##### Kaynak #####

Milli Eğitim Bakanı Yusuf Tekin, 11 Temmuz günü katıldığı bir televizyon programında açıklamalarda bulundu. Tekin, "Kız çocuklarını okula göndermeyen ailelerin ilk söylediği şey 'Erkeklerin olduğu yerde olmasını istemiyorum' oluyor. Karma eğitim esas ama kız okulları kurmak gerekiyorsa kurulur" ifadelerini kullandı.
Tekin, kendisine "Şeriatı öven kitap mı yazdınız?" sorusunun yöneltilmesi üzerine ise, "Keşke Şeriatı övecek kadar bilgim olsa veya şeriat ile ilgili bunu yazacak kadar bilgim olsa" diyerek yanıt verdi. Yusuf Tekin bu sözlerinin ardından tepki çekti.
Türkiye İşçi Partisi (TİP) İstanbul Milletvekili Sera Kadıgil, konuya ilişkin katıldığı Cumhuriyet TV’de İrem Karataş’a açıklamalarda bulundu.
"20 YILDIR YAPMAYA ÇALIŞTIKLARI ŞEYİN DIŞAVURUMU"
Sera Kadıgil, "Bu bir nabız yoklamadır" dedi ve şöyle devam etti:
"Aldıkları cesaretle yirmi yıldır yapmaya çalıştıkları şeyin dışavurumu. Karşı devrimci bu iktidarın, laik cumhuriyetle kadınlar üzerinden hesaplaşarak attığı adımlar. Saray atanmışı bakanın açıklaması, şahsi fikri değil, AKP iktidarının yirmi yıldır yapmaya çalıştığı ama bu ülkenin yarısı dimdik karşısında durduğu için beceremediği 'Bu ülkeyi Afganistan'laştırmak' için bir adım. Şunu çok iyi bilmemeliler, burası Afganistan değil. Kız çocuklarını bir grup şeriatçının talebi doğrultusunda kendi istedikleri cumhuriyeti yıkma amacı için bahane etmeye çalışanlara sessiz kalmayacağız."

##### Verilen veriler #####

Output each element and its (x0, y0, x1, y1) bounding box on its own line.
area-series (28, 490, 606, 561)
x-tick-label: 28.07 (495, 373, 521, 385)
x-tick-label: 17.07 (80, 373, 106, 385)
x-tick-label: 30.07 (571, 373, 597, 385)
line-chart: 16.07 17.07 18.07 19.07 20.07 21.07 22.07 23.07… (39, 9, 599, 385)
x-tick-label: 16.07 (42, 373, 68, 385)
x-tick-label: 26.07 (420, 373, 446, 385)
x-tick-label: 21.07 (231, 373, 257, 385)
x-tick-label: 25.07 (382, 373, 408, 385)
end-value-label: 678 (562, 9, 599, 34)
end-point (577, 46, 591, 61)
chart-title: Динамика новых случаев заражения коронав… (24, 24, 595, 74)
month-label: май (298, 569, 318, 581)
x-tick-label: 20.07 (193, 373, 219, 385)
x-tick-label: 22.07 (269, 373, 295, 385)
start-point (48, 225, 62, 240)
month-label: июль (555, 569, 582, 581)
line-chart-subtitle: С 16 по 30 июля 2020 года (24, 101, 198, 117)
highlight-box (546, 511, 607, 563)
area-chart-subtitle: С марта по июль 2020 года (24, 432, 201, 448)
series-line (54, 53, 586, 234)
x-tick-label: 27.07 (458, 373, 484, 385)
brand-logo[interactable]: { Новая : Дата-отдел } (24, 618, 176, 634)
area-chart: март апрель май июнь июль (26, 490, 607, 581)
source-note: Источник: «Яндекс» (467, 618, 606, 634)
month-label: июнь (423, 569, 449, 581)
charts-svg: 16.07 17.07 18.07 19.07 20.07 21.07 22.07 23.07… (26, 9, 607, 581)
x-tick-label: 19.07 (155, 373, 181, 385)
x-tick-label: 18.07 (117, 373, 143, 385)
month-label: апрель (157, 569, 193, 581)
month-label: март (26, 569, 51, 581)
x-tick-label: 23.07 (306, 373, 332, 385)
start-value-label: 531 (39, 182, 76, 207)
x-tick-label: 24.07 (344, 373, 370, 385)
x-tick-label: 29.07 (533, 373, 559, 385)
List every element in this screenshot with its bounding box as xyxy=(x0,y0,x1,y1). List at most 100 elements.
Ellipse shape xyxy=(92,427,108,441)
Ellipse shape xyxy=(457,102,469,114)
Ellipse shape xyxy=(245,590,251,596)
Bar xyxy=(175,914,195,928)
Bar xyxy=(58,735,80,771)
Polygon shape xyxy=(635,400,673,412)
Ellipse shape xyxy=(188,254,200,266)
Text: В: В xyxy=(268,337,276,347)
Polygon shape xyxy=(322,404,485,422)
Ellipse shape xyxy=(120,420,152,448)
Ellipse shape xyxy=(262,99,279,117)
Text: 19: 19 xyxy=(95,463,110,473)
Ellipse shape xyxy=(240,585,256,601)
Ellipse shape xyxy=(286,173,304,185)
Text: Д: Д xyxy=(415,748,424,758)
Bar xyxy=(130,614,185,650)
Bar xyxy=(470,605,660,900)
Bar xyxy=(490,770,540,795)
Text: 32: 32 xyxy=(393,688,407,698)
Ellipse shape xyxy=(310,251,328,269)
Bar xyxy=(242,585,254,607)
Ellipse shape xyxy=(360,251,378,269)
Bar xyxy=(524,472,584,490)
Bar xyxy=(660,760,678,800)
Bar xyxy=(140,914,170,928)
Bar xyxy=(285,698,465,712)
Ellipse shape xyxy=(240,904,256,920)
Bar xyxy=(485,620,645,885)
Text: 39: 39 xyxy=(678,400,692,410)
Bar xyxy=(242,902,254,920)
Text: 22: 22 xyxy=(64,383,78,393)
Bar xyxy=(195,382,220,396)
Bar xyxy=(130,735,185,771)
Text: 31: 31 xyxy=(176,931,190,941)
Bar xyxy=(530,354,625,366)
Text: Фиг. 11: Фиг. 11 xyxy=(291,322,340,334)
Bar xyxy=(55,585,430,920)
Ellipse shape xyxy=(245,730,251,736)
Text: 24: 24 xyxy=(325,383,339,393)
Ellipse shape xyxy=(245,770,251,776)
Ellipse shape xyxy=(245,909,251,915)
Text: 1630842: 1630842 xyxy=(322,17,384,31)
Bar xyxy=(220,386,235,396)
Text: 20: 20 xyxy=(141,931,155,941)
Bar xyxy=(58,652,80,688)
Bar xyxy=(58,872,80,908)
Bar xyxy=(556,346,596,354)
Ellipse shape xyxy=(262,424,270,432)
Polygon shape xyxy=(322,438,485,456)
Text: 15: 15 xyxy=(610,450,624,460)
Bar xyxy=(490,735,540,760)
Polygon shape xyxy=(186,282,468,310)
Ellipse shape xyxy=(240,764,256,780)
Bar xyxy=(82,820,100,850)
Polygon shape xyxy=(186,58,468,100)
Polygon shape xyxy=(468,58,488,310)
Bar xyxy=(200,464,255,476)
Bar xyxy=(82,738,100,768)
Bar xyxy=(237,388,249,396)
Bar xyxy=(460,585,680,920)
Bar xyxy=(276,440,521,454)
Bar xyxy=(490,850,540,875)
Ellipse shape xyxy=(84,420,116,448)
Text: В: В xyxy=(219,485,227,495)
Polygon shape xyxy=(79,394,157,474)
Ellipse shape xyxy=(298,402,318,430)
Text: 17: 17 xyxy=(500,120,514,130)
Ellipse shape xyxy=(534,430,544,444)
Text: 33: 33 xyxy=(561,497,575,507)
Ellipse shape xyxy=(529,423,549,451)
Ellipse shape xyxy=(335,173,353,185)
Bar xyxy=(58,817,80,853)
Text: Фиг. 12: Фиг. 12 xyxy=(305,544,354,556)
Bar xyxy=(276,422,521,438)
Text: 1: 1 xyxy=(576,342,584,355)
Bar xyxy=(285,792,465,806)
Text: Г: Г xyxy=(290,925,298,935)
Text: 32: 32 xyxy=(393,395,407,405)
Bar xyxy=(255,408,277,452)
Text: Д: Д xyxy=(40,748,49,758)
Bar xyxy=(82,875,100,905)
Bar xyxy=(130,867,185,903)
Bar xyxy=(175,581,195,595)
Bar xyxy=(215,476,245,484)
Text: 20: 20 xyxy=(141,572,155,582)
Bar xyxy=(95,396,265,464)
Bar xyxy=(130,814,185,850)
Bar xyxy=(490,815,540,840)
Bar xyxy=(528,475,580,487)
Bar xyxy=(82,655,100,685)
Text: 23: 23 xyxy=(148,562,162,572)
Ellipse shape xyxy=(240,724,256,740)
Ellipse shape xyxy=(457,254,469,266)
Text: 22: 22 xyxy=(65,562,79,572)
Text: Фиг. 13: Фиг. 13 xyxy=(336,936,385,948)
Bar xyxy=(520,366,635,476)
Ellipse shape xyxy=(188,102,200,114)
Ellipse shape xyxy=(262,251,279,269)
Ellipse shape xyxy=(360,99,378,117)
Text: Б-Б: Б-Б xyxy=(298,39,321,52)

#####

→ Alıştırma yönergesi
Milli Eğitim Bakanı'nın sözleri üzerine yazılan metinde "Milli Eğitim Bakanı" ile "ardından tepki çekti." arasındaki bölümü, bu iki ifade de dahil olmak üzere, hiçbir şeyi değiştirmeden yaz.

→ Tam çözüm
Milli Eğitim Bakanı Yusuf Tekin, 11 Temmuz günü katıldığı bir televizyon programında açıklamalarda bulundu. Tekin, "Kız çocuklarını okula göndermeyen ailelerin ilk söylediği şey 'Erkeklerin olduğu yerde olmasını istemiyorum' oluyor. Karma eğitim esas ama kız okulları kurmak gerekiyorsa kurulur" ifadelerini kullandı.
Tekin, kendisine "Şeriatı öven kitap mı yazdınız?" sorusunun yöneltilmesi üzerine ise, "Keşke Şeriatı övecek kadar bilgim olsa veya şeriat ile ilgili bunu yazacak kadar bilgim olsa" diyerek yanıt verdi. Yusuf Tekin bu sözlerinin ardından tepki çekti.